What is being asked —
Pick out and copy every line below that has the word "JSON".

Entries provided —

○ ○ ○ ○ ○ ○ ○

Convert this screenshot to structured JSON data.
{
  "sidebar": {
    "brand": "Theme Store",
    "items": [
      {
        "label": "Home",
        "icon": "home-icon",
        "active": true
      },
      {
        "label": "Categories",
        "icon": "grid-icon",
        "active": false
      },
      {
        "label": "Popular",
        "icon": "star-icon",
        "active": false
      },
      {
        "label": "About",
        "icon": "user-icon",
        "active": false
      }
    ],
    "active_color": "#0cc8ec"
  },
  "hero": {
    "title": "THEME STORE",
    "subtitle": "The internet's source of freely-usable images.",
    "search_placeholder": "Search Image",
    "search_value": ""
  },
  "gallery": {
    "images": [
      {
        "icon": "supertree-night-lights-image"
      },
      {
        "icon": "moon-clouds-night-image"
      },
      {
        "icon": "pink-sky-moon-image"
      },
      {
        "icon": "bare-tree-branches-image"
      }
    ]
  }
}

○ ○ ○ ○ ○ ○ ○

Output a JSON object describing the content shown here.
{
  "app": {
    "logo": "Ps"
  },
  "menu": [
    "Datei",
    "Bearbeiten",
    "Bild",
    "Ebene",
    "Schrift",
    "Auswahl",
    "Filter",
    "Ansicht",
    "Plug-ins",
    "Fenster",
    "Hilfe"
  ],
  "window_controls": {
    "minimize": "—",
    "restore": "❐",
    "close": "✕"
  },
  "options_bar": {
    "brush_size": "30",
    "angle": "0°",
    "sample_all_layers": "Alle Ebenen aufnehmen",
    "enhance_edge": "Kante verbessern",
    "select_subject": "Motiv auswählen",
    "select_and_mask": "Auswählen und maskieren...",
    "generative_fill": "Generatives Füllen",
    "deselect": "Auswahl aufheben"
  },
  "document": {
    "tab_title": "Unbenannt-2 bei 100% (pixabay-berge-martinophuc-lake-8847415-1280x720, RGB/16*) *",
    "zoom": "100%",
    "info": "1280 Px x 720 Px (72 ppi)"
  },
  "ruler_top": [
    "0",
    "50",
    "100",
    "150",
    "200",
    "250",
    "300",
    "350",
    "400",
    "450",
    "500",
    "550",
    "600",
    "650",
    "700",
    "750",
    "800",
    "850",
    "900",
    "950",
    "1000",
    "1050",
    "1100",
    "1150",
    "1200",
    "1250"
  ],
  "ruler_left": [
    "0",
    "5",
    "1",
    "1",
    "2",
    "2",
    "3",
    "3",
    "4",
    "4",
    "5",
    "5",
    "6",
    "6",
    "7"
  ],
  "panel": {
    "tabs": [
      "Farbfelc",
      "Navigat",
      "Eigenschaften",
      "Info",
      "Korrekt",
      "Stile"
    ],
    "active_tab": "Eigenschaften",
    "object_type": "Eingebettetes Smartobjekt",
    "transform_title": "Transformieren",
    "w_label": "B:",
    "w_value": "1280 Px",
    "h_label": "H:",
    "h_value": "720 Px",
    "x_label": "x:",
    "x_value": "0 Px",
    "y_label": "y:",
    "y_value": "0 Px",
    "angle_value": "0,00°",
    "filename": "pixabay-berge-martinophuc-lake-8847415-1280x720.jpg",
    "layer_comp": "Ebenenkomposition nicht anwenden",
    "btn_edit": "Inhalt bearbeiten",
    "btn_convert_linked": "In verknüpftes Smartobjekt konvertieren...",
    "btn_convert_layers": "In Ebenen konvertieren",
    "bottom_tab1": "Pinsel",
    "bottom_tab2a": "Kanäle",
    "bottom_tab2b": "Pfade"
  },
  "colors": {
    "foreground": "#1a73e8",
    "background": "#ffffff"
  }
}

○ ○ ○ ○ ○ ○ ○

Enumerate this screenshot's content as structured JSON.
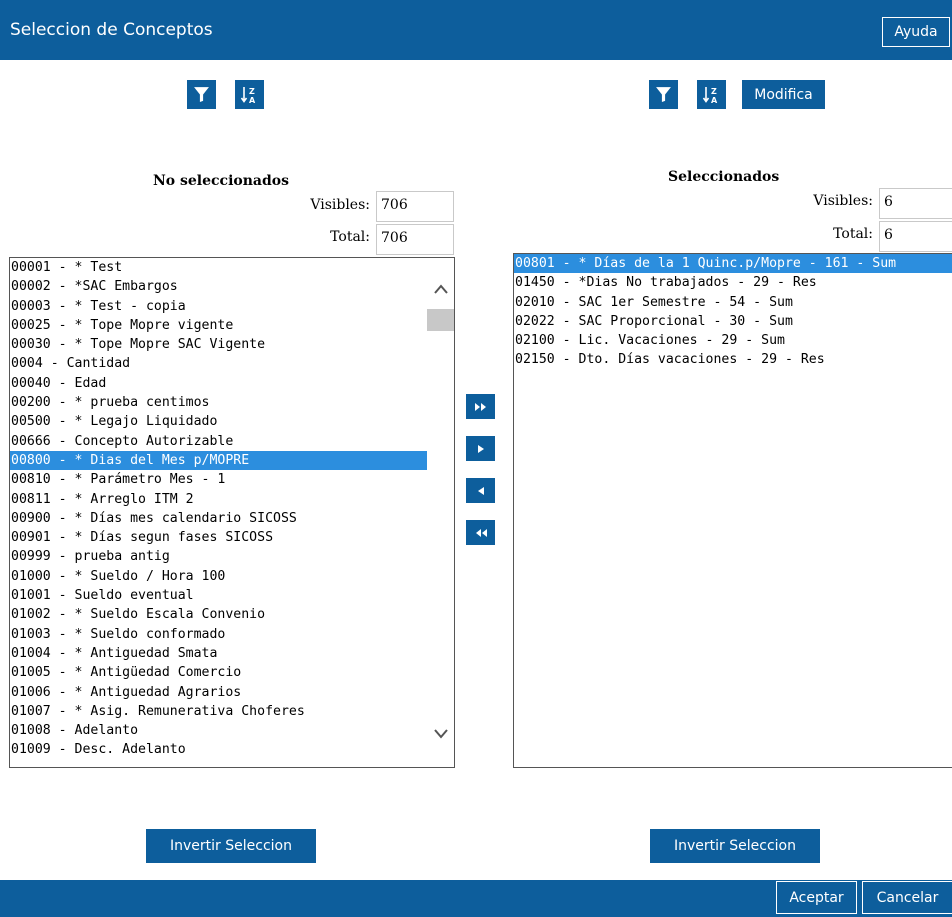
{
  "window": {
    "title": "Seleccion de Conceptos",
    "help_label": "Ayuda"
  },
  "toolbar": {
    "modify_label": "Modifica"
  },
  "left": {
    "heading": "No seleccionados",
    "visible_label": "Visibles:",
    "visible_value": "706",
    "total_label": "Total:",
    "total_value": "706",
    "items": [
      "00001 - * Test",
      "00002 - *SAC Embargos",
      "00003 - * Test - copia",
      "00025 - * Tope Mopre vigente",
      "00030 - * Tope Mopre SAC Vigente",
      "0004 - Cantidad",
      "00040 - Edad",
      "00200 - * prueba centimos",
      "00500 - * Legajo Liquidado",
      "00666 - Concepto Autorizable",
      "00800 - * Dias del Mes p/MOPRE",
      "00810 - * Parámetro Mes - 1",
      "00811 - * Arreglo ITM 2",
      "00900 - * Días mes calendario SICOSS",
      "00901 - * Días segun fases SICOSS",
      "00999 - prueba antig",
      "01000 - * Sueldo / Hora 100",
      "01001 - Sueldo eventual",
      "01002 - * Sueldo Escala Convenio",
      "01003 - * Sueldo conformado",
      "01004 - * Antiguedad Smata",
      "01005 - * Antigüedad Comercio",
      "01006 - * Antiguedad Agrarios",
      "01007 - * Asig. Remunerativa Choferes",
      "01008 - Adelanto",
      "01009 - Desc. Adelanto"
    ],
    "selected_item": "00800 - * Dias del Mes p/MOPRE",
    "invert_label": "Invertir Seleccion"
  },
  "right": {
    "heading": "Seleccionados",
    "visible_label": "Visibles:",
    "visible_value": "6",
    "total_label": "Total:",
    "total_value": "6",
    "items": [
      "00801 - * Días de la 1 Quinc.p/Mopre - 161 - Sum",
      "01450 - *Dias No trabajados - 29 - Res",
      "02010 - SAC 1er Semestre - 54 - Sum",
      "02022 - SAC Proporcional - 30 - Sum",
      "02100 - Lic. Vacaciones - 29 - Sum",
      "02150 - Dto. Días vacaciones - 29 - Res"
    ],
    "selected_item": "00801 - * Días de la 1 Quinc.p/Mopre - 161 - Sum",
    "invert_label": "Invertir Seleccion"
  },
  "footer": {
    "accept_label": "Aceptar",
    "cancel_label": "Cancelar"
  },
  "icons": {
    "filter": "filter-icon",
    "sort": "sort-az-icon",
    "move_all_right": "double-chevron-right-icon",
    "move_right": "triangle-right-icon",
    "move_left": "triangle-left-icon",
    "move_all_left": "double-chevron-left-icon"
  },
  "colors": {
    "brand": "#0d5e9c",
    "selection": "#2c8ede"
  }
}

○ ○ ○ ○ ○ ○ ○

Reply to the exercise —
Convert this screenshot to structured JSON data.
Output a JSON object describing the content shown here.
Enumerate this screenshot's content as structured JSON.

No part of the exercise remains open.